EXERCISE DIRECTIONS: Go through the records underneath and count the lines that include the string "from". Give nothing but the number.

──────── ENTRIES SUPPLIED ────────

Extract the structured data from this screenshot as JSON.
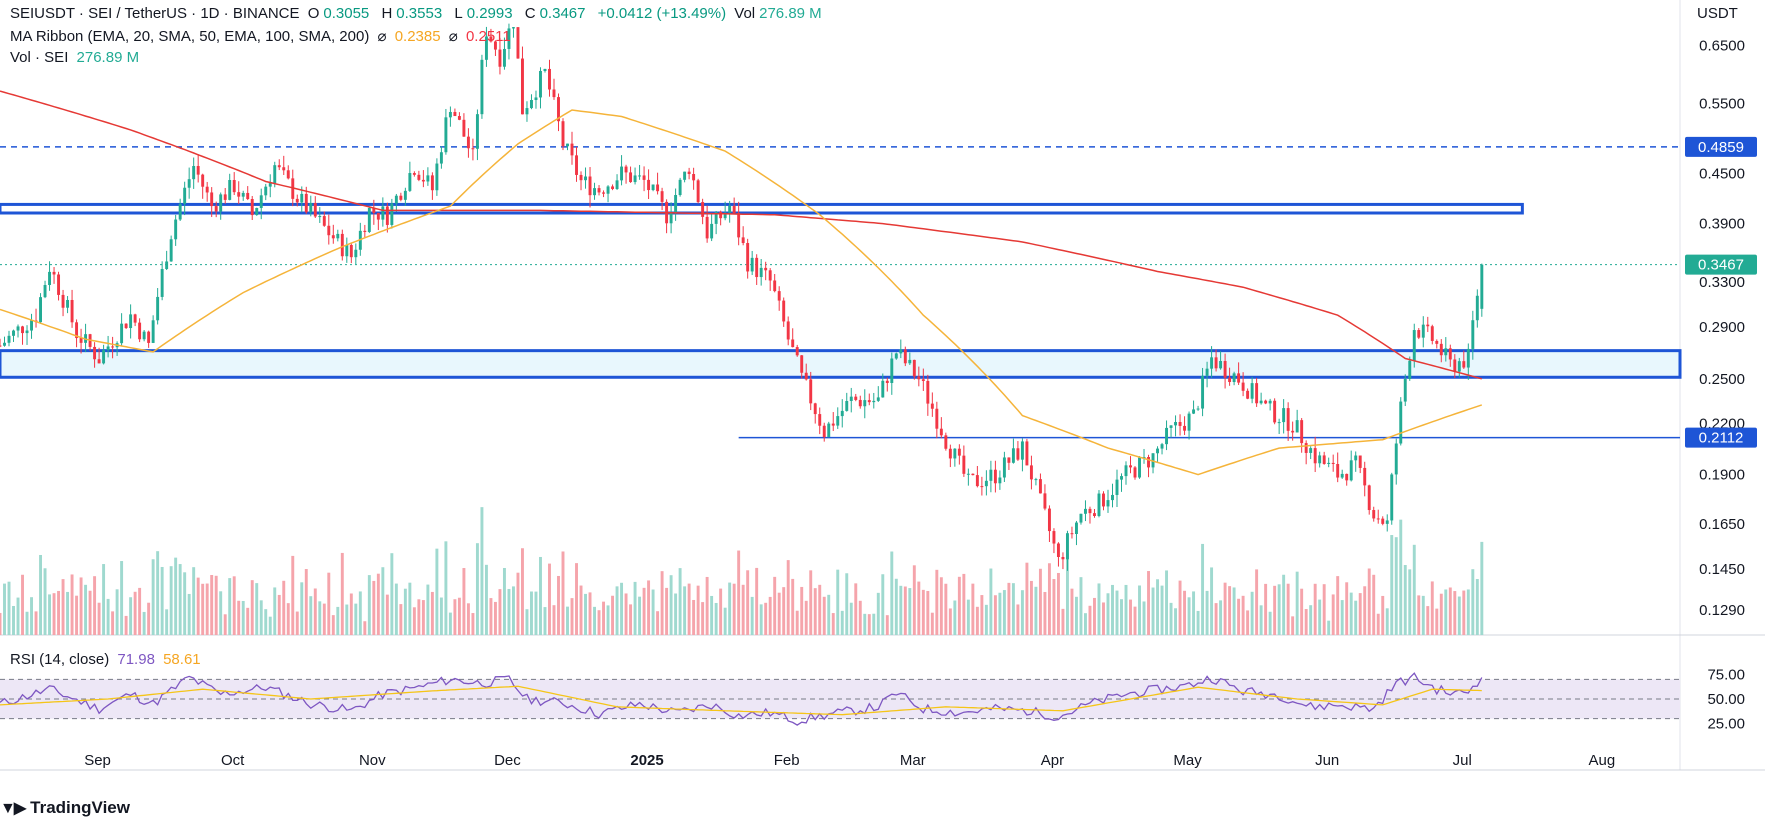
{
  "header": {
    "symbol_line": "SEIUSDT · SEI / TetherUS · 1D · BINANCE",
    "open_label": "O",
    "open": "0.3055",
    "high_label": "H",
    "high": "0.3553",
    "low_label": "L",
    "low": "0.2993",
    "close_label": "C",
    "close": "0.3467",
    "change": "+0.0412 (+13.49%)",
    "vol_label": "Vol",
    "vol": "276.89 M",
    "ma_line": "MA Ribbon (EMA, 20, SMA, 50, EMA, 100, SMA, 200)",
    "ma_val1": "0.2385",
    "ma_val2": "0.2511",
    "vol_line_label": "Vol · SEI",
    "vol_line_value": "276.89 M",
    "rsi_label": "RSI (14, close)",
    "rsi_value": "71.98",
    "rsi_ma": "58.61",
    "currency": "USDT"
  },
  "brand": "TradingView",
  "colors": {
    "up": "#22ab94",
    "down": "#f23645",
    "ma50": "#f5b43a",
    "ma200": "#e53935",
    "zone_line": "#1e55d6",
    "zone_fill": "#e8f7fd",
    "rsi": "#7e57c2",
    "rsi_ma": "#f5c518",
    "rsi_band": "#ede7f6"
  },
  "chart_data": {
    "type": "candlestick",
    "symbol": "SEIUSDT",
    "price_ticks": [
      0.65,
      0.55,
      0.45,
      0.39,
      0.33,
      0.29,
      0.25,
      0.22,
      0.19,
      0.165,
      0.145,
      0.129
    ],
    "price_scale": "log",
    "price_range": [
      0.12,
      0.74
    ],
    "x_labels": [
      {
        "label": "Sep",
        "date": "2024-09-01"
      },
      {
        "label": "Oct",
        "date": "2024-10-01"
      },
      {
        "label": "Nov",
        "date": "2024-11-01"
      },
      {
        "label": "Dec",
        "date": "2024-12-01"
      },
      {
        "label": "2025",
        "date": "2025-01-01",
        "bold": true
      },
      {
        "label": "Feb",
        "date": "2025-02-01"
      },
      {
        "label": "Mar",
        "date": "2025-03-01"
      },
      {
        "label": "Apr",
        "date": "2025-04-01"
      },
      {
        "label": "May",
        "date": "2025-05-01"
      },
      {
        "label": "Jun",
        "date": "2025-06-01"
      },
      {
        "label": "Jul",
        "date": "2025-07-01"
      },
      {
        "label": "Aug",
        "date": "2025-08-01"
      }
    ],
    "date_range": [
      "2024-08-17",
      "2025-08-25"
    ],
    "last_date": "2025-07-12",
    "price_anchors": [
      [
        "2024-08-17",
        0.275
      ],
      [
        "2024-08-25",
        0.3
      ],
      [
        "2024-08-28",
        0.345
      ],
      [
        "2024-09-03",
        0.285
      ],
      [
        "2024-09-08",
        0.265
      ],
      [
        "2024-09-15",
        0.3
      ],
      [
        "2024-09-19",
        0.275
      ],
      [
        "2024-09-24",
        0.38
      ],
      [
        "2024-09-29",
        0.46
      ],
      [
        "2024-10-03",
        0.41
      ],
      [
        "2024-10-08",
        0.435
      ],
      [
        "2024-10-12",
        0.4
      ],
      [
        "2024-10-17",
        0.46
      ],
      [
        "2024-10-22",
        0.42
      ],
      [
        "2024-10-28",
        0.385
      ],
      [
        "2024-11-03",
        0.355
      ],
      [
        "2024-11-07",
        0.405
      ],
      [
        "2024-11-11",
        0.4
      ],
      [
        "2024-11-17",
        0.46
      ],
      [
        "2024-11-21",
        0.43
      ],
      [
        "2024-11-25",
        0.55
      ],
      [
        "2024-11-30",
        0.47
      ],
      [
        "2024-12-03",
        0.68
      ],
      [
        "2024-12-06",
        0.63
      ],
      [
        "2024-12-09",
        0.7
      ],
      [
        "2024-12-11",
        0.54
      ],
      [
        "2024-12-16",
        0.6
      ],
      [
        "2024-12-20",
        0.49
      ],
      [
        "2024-12-24",
        0.44
      ],
      [
        "2024-12-28",
        0.43
      ],
      [
        "2025-01-02",
        0.45
      ],
      [
        "2025-01-07",
        0.44
      ],
      [
        "2025-01-12",
        0.4
      ],
      [
        "2025-01-17",
        0.46
      ],
      [
        "2025-01-21",
        0.38
      ],
      [
        "2025-01-26",
        0.41
      ],
      [
        "2025-01-30",
        0.35
      ],
      [
        "2025-02-04",
        0.33
      ],
      [
        "2025-02-08",
        0.28
      ],
      [
        "2025-02-11",
        0.25
      ],
      [
        "2025-02-16",
        0.215
      ],
      [
        "2025-02-22",
        0.235
      ],
      [
        "2025-02-28",
        0.235
      ],
      [
        "2025-03-04",
        0.27
      ],
      [
        "2025-03-09",
        0.25
      ],
      [
        "2025-03-15",
        0.21
      ],
      [
        "2025-03-20",
        0.185
      ],
      [
        "2025-03-26",
        0.19
      ],
      [
        "2025-04-01",
        0.205
      ],
      [
        "2025-04-05",
        0.175
      ],
      [
        "2025-04-09",
        0.148
      ],
      [
        "2025-04-14",
        0.17
      ],
      [
        "2025-04-18",
        0.175
      ],
      [
        "2025-04-24",
        0.19
      ],
      [
        "2025-04-30",
        0.2
      ],
      [
        "2025-05-04",
        0.215
      ],
      [
        "2025-05-09",
        0.225
      ],
      [
        "2025-05-13",
        0.265
      ],
      [
        "2025-05-19",
        0.25
      ],
      [
        "2025-05-25",
        0.23
      ],
      [
        "2025-05-31",
        0.22
      ],
      [
        "2025-06-05",
        0.2
      ],
      [
        "2025-06-10",
        0.19
      ],
      [
        "2025-06-14",
        0.195
      ],
      [
        "2025-06-18",
        0.17
      ],
      [
        "2025-06-21",
        0.165
      ],
      [
        "2025-06-24",
        0.23
      ],
      [
        "2025-06-27",
        0.29
      ],
      [
        "2025-07-01",
        0.28
      ],
      [
        "2025-07-05",
        0.26
      ],
      [
        "2025-07-09",
        0.265
      ],
      [
        "2025-07-12",
        0.3467
      ]
    ],
    "ma50_anchors": [
      [
        "2024-08-17",
        0.305
      ],
      [
        "2024-09-05",
        0.28
      ],
      [
        "2024-09-20",
        0.27
      ],
      [
        "2024-10-10",
        0.32
      ],
      [
        "2024-11-01",
        0.365
      ],
      [
        "2024-11-25",
        0.41
      ],
      [
        "2024-12-10",
        0.49
      ],
      [
        "2024-12-22",
        0.54
      ],
      [
        "2025-01-02",
        0.53
      ],
      [
        "2025-01-25",
        0.48
      ],
      [
        "2025-02-15",
        0.4
      ],
      [
        "2025-03-10",
        0.3
      ],
      [
        "2025-04-01",
        0.225
      ],
      [
        "2025-04-20",
        0.205
      ],
      [
        "2025-05-10",
        0.19
      ],
      [
        "2025-05-28",
        0.205
      ],
      [
        "2025-06-20",
        0.21
      ],
      [
        "2025-07-12",
        0.232
      ]
    ],
    "ma200_anchors": [
      [
        "2024-08-17",
        0.57
      ],
      [
        "2024-09-15",
        0.51
      ],
      [
        "2024-10-15",
        0.44
      ],
      [
        "2024-11-10",
        0.405
      ],
      [
        "2024-12-15",
        0.405
      ],
      [
        "2025-01-15",
        0.402
      ],
      [
        "2025-02-05",
        0.4
      ],
      [
        "2025-03-01",
        0.39
      ],
      [
        "2025-04-01",
        0.37
      ],
      [
        "2025-05-01",
        0.34
      ],
      [
        "2025-05-20",
        0.325
      ],
      [
        "2025-06-10",
        0.3
      ],
      [
        "2025-06-25",
        0.265
      ],
      [
        "2025-07-12",
        0.25
      ]
    ],
    "rsi": {
      "ticks": [
        75.0,
        50.0,
        25.0
      ],
      "bands": [
        70,
        50,
        30
      ],
      "anchors": [
        [
          "2024-08-17",
          45
        ],
        [
          "2024-08-28",
          60
        ],
        [
          "2024-09-08",
          40
        ],
        [
          "2024-09-15",
          55
        ],
        [
          "2024-09-20",
          45
        ],
        [
          "2024-09-28",
          72
        ],
        [
          "2024-10-05",
          55
        ],
        [
          "2024-10-15",
          62
        ],
        [
          "2024-10-25",
          45
        ],
        [
          "2024-11-03",
          38
        ],
        [
          "2024-11-10",
          55
        ],
        [
          "2024-11-18",
          62
        ],
        [
          "2024-11-25",
          70
        ],
        [
          "2024-12-02",
          66
        ],
        [
          "2024-12-08",
          70
        ],
        [
          "2024-12-12",
          50
        ],
        [
          "2024-12-20",
          46
        ],
        [
          "2024-12-28",
          35
        ],
        [
          "2025-01-06",
          45
        ],
        [
          "2025-01-14",
          36
        ],
        [
          "2025-01-22",
          44
        ],
        [
          "2025-01-28",
          33
        ],
        [
          "2025-02-04",
          36
        ],
        [
          "2025-02-10",
          28
        ],
        [
          "2025-02-18",
          35
        ],
        [
          "2025-02-28",
          42
        ],
        [
          "2025-03-04",
          56
        ],
        [
          "2025-03-10",
          40
        ],
        [
          "2025-03-18",
          36
        ],
        [
          "2025-03-26",
          40
        ],
        [
          "2025-04-02",
          38
        ],
        [
          "2025-04-09",
          32
        ],
        [
          "2025-04-16",
          45
        ],
        [
          "2025-04-24",
          55
        ],
        [
          "2025-05-02",
          60
        ],
        [
          "2025-05-08",
          64
        ],
        [
          "2025-05-13",
          72
        ],
        [
          "2025-05-20",
          58
        ],
        [
          "2025-05-28",
          54
        ],
        [
          "2025-06-04",
          42
        ],
        [
          "2025-06-10",
          44
        ],
        [
          "2025-06-18",
          40
        ],
        [
          "2025-06-23",
          66
        ],
        [
          "2025-06-27",
          72
        ],
        [
          "2025-07-02",
          60
        ],
        [
          "2025-07-06",
          55
        ],
        [
          "2025-07-09",
          58
        ],
        [
          "2025-07-12",
          71.98
        ]
      ],
      "ma_anchors": [
        [
          "2024-08-17",
          44
        ],
        [
          "2024-09-10",
          50
        ],
        [
          "2024-10-01",
          60
        ],
        [
          "2024-10-25",
          50
        ],
        [
          "2024-11-20",
          58
        ],
        [
          "2024-12-10",
          63
        ],
        [
          "2025-01-01",
          42
        ],
        [
          "2025-01-25",
          38
        ],
        [
          "2025-02-20",
          34
        ],
        [
          "2025-03-15",
          42
        ],
        [
          "2025-04-10",
          38
        ],
        [
          "2025-05-10",
          62
        ],
        [
          "2025-06-01",
          50
        ],
        [
          "2025-06-20",
          44
        ],
        [
          "2025-07-01",
          60
        ],
        [
          "2025-07-12",
          58.61
        ]
      ]
    },
    "levels": [
      {
        "value": 0.4859,
        "style": "dashed",
        "label": "0.4859"
      },
      {
        "value": 0.3467,
        "style": "dotted",
        "label": "0.3467",
        "current": true
      },
      {
        "value": 0.2112,
        "style": "solid",
        "label": "0.2112",
        "start": "2025-01-28"
      }
    ],
    "zones": [
      {
        "from": 0.402,
        "to": 0.412,
        "end": "2025-07-21"
      },
      {
        "from": 0.2511,
        "to": 0.271
      }
    ]
  }
}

────────

OUTPUT OF THE TASK: 3